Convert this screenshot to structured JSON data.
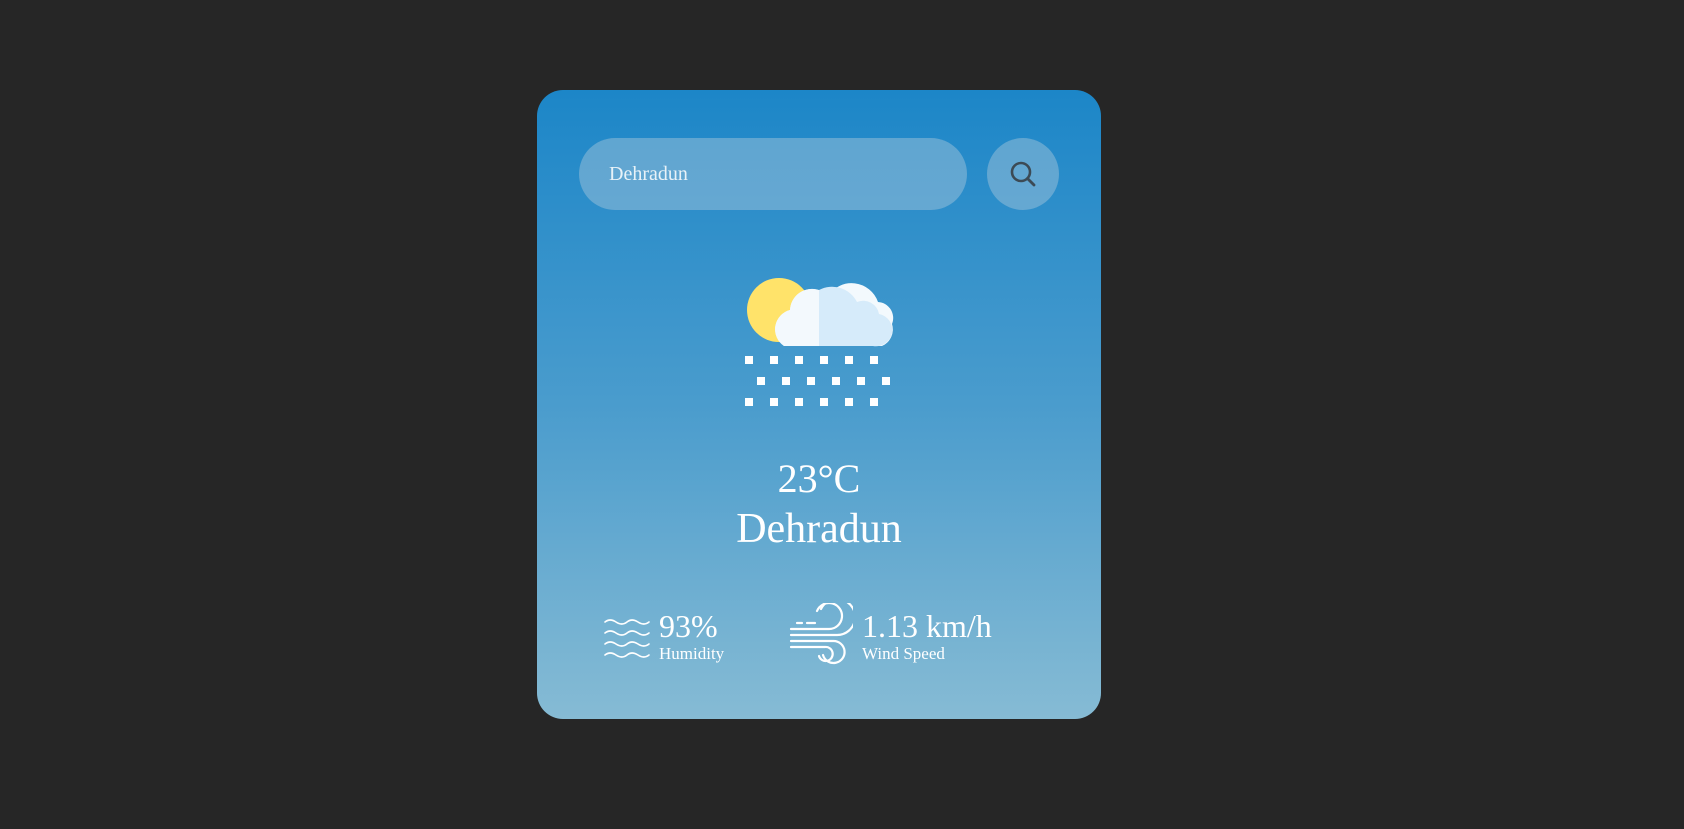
{
  "search": {
    "value": "Dehradun",
    "button_icon": "search-icon"
  },
  "weather": {
    "icon": "sun-cloud-snow-icon",
    "temperature": "23°C",
    "city": "Dehradun"
  },
  "details": {
    "humidity": {
      "value": "93%",
      "label": "Humidity",
      "icon": "humidity-waves-icon"
    },
    "wind": {
      "value": "1.13 km/h",
      "label": "Wind Speed",
      "icon": "wind-icon"
    }
  },
  "colors": {
    "background": "#262626",
    "card_top": "#1c86c8",
    "card_bottom": "#86bbd4",
    "sun": "#ffe36a",
    "text": "#ffffff"
  }
}
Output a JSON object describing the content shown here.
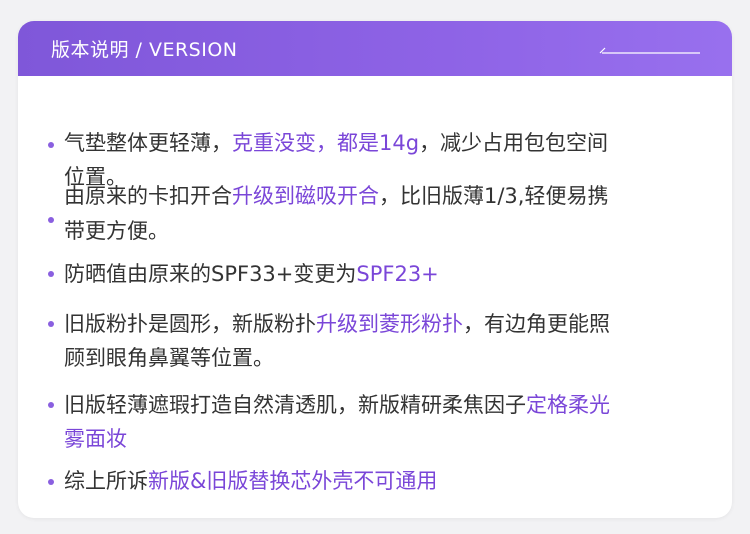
{
  "header": {
    "title": "版本说明 / VERSION"
  },
  "colors": {
    "header_gradient_start": "#7f57d9",
    "header_gradient_end": "#9870ee",
    "highlight": "#7a46d8",
    "text": "#333333",
    "bullet": "#8a5fe0"
  },
  "items": [
    {
      "line1": [
        {
          "t": "气垫整体更轻薄，",
          "h": false
        },
        {
          "t": "克重没变，都是14g",
          "h": true
        },
        {
          "t": "，减少占用包包空间",
          "h": false
        }
      ],
      "line2": [
        {
          "t": "位置。",
          "h": false
        }
      ]
    },
    {
      "line1": [
        {
          "t": "由原来的卡扣开合",
          "h": false
        },
        {
          "t": "升级到磁吸开合",
          "h": true
        },
        {
          "t": "，比旧版薄1/3,轻便易携",
          "h": false
        }
      ],
      "line2": [
        {
          "t": "带更方便。",
          "h": false
        }
      ]
    },
    {
      "line1": [
        {
          "t": "防晒值由原来的SPF33+变更为",
          "h": false
        },
        {
          "t": "SPF23+",
          "h": true
        }
      ]
    },
    {
      "line1": [
        {
          "t": "旧版粉扑是圆形，新版粉扑",
          "h": false
        },
        {
          "t": "升级到菱形粉扑",
          "h": true
        },
        {
          "t": "，有边角更能照",
          "h": false
        }
      ],
      "line2": [
        {
          "t": "顾到眼角鼻翼等位置。",
          "h": false
        }
      ]
    },
    {
      "line1": [
        {
          "t": "旧版轻薄遮瑕打造自然清透肌，新版精研柔焦因子",
          "h": false
        },
        {
          "t": "定格柔光",
          "h": true
        }
      ],
      "line2": [
        {
          "t": "雾面妆",
          "h": true
        }
      ]
    },
    {
      "line1": [
        {
          "t": "综上所诉",
          "h": false
        },
        {
          "t": "新版&旧版替换芯外壳不可通用",
          "h": true
        }
      ]
    }
  ]
}
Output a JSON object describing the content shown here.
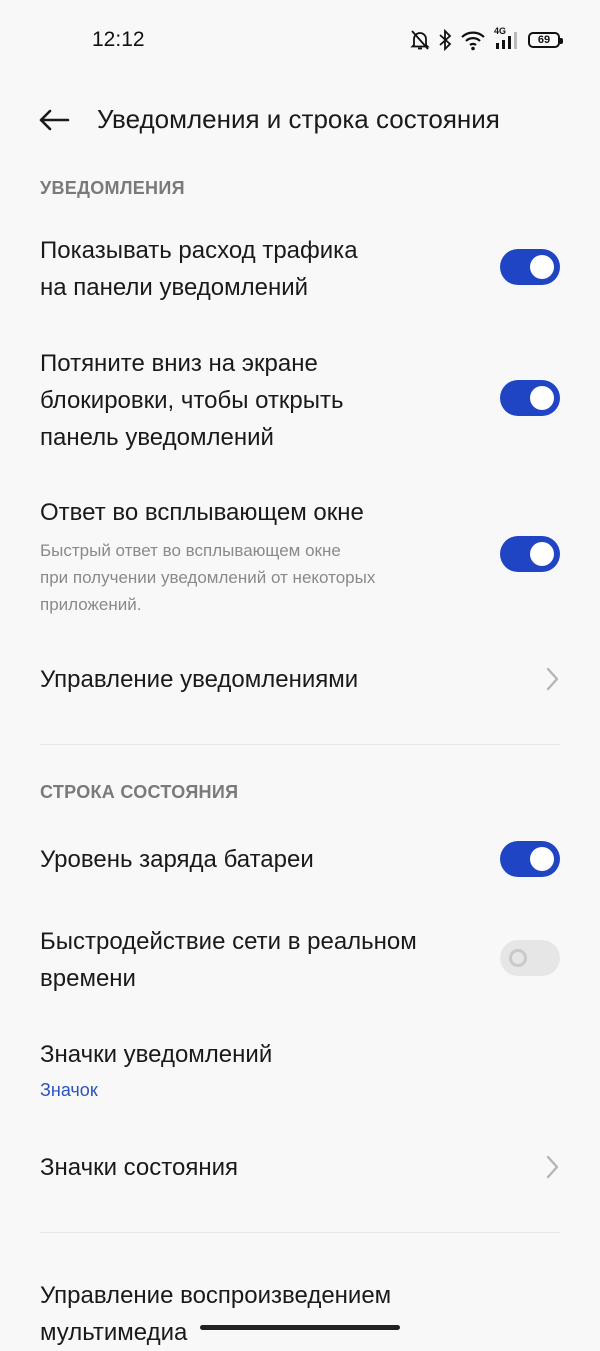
{
  "status_bar": {
    "time": "12:12",
    "network_label": "4G",
    "battery": "69"
  },
  "header": {
    "back_icon": "arrow-left-icon",
    "title": "Уведомления и строка состояния"
  },
  "notifications_section": {
    "title": "УВЕДОМЛЕНИЯ",
    "items": [
      {
        "line1": "Показывать расход трафика",
        "line2": "на панели уведомлений",
        "toggle": "on"
      },
      {
        "line1": "Потяните вниз на экране",
        "line2": "блокировки, чтобы открыть",
        "line3": "панель уведомлений",
        "toggle": "on"
      },
      {
        "title": "Ответ во всплывающем окне",
        "sub1": "Быстрый ответ во всплывающем окне",
        "sub2": "при получении уведомлений от некоторых",
        "sub3": "приложений.",
        "toggle": "on"
      },
      {
        "title": "Управление уведомлениями",
        "icon": "chevron-right-icon"
      }
    ]
  },
  "status_section": {
    "title": "СТРОКА СОСТОЯНИЯ",
    "items": [
      {
        "title": "Уровень заряда батареи",
        "toggle": "on"
      },
      {
        "line1": "Быстродействие сети в реальном",
        "line2": "времени",
        "toggle": "off"
      },
      {
        "title": "Значки уведомлений",
        "value": "Значок"
      },
      {
        "title": "Значки состояния",
        "icon": "chevron-right-icon"
      }
    ]
  },
  "media_section": {
    "line1": "Управление воспроизведением",
    "line2": "мультимедиа"
  },
  "colors": {
    "accent": "#1f45c5",
    "link": "#2a52be",
    "background": "#f8f8f8"
  }
}
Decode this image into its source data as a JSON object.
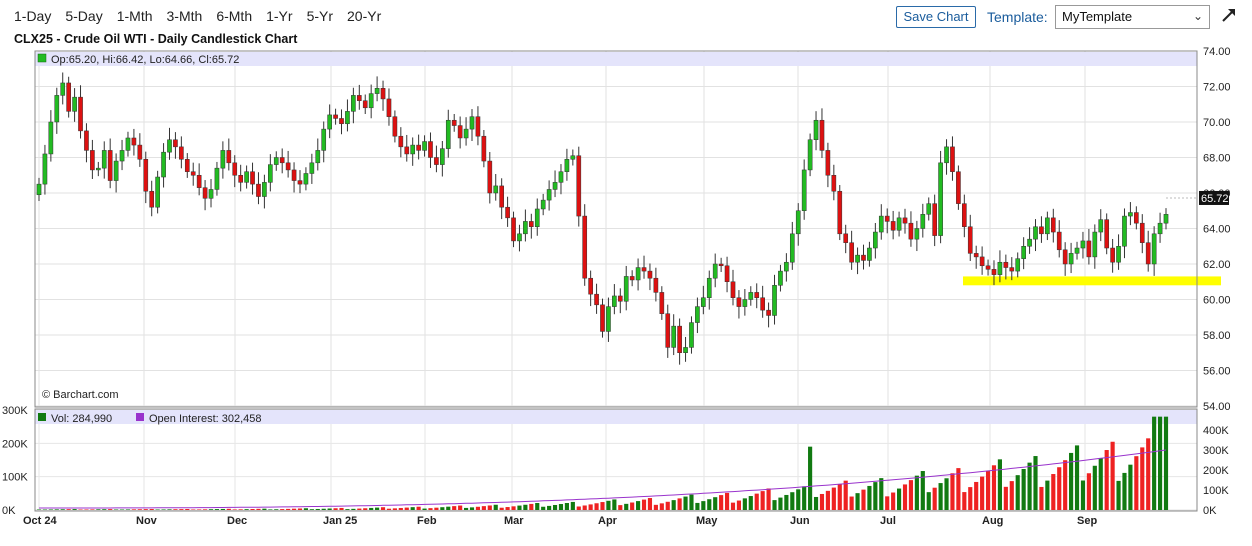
{
  "toolbar": {
    "periods": [
      "1-Day",
      "5-Day",
      "1-Mth",
      "3-Mth",
      "6-Mth",
      "1-Yr",
      "5-Yr",
      "20-Yr"
    ],
    "save_label": "Save Chart",
    "template_label": "Template:",
    "template_value": "MyTemplate"
  },
  "chart_title": "CLX25 - Crude Oil WTI - Daily Candlestick Chart",
  "price_info": "Op:65.20, Hi:66.42, Lo:64.66, Cl:65.72",
  "credit": "© Barchart.com",
  "last_price_label": "65.72",
  "volume_info": "Vol: 284,990",
  "oi_info": "Open Interest: 302,458",
  "colors": {
    "up": "#22bb22",
    "down": "#dd1111",
    "vol_up": "#117a11",
    "vol_down": "#ee2222",
    "oi_line": "#9933cc",
    "support": "#ffff00",
    "legend_band": "#e4e4fb"
  },
  "chart_data": {
    "type": "candlestick",
    "title": "CLX25 - Crude Oil WTI - Daily Candlestick Chart",
    "x_ticks": [
      "Oct 24",
      "Nov",
      "Dec",
      "Jan 25",
      "Feb",
      "Mar",
      "Apr",
      "May",
      "Jun",
      "Jul",
      "Aug",
      "Sep"
    ],
    "y_ticks": [
      "74.00",
      "72.00",
      "70.00",
      "68.00",
      "66.00",
      "64.00",
      "62.00",
      "60.00",
      "58.00",
      "56.00",
      "54.00"
    ],
    "ylim": [
      54,
      74
    ],
    "grid": true,
    "last_price": 65.72,
    "support_zone": [
      60.8,
      61.3
    ],
    "closes": [
      66.5,
      68.2,
      70.0,
      71.5,
      72.2,
      70.6,
      71.4,
      69.5,
      68.4,
      67.3,
      67.4,
      68.4,
      66.7,
      67.8,
      68.4,
      69.1,
      68.7,
      67.9,
      66.1,
      65.2,
      66.9,
      68.3,
      69.0,
      68.6,
      67.9,
      67.2,
      67.0,
      66.3,
      65.7,
      66.2,
      67.4,
      68.4,
      67.7,
      67.0,
      66.6,
      67.2,
      66.5,
      65.8,
      66.6,
      67.6,
      68.0,
      67.7,
      67.3,
      66.7,
      66.5,
      67.1,
      67.7,
      68.4,
      69.6,
      70.4,
      70.2,
      69.9,
      70.6,
      71.5,
      71.2,
      70.8,
      71.6,
      71.9,
      71.3,
      70.3,
      69.2,
      68.6,
      68.2,
      68.7,
      68.4,
      68.9,
      68.0,
      67.6,
      68.5,
      70.1,
      69.8,
      69.1,
      69.6,
      70.3,
      69.2,
      67.8,
      66.0,
      66.4,
      65.2,
      64.6,
      63.3,
      63.7,
      64.4,
      64.1,
      65.1,
      65.6,
      66.2,
      66.6,
      67.2,
      67.9,
      68.1,
      64.7,
      61.2,
      60.3,
      59.7,
      58.2,
      59.6,
      60.2,
      59.9,
      61.3,
      61.1,
      61.8,
      61.6,
      61.2,
      60.4,
      59.2,
      57.3,
      58.5,
      57.0,
      57.3,
      58.7,
      59.6,
      60.1,
      61.2,
      62.0,
      61.9,
      61.0,
      60.1,
      59.6,
      60.0,
      60.4,
      60.1,
      59.4,
      59.1,
      60.8,
      61.6,
      62.1,
      63.7,
      65.0,
      67.3,
      69.0,
      70.1,
      68.4,
      67.0,
      66.1,
      63.7,
      63.2,
      62.1,
      62.5,
      62.2,
      62.9,
      63.8,
      64.7,
      64.4,
      63.9,
      64.6,
      64.3,
      63.4,
      64.0,
      64.8,
      65.4,
      63.6,
      67.7,
      68.6,
      67.2,
      65.4,
      64.1,
      62.6,
      62.4,
      61.9,
      61.7,
      61.4,
      62.1,
      61.8,
      61.6,
      62.3,
      63.0,
      63.4,
      64.1,
      63.7,
      64.6,
      63.8,
      62.8,
      62.0,
      62.6,
      62.9,
      63.3,
      62.4,
      63.8,
      64.5,
      62.9,
      62.1,
      63.0,
      64.7,
      64.9,
      64.3,
      63.2,
      62.0,
      63.7,
      64.3,
      64.8
    ]
  }
}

========================

» WHAT IS BEING ASKED: Which lines in the records above contain the string "уведомлений"? Copy each one.

» WORKED ANSWER:
        "line2": "на панели уведомлений",
        "line3": "панель уведомлений",
        "sub2": "при получении уведомлений от некоторых",
        "title": "Значки уведомлений",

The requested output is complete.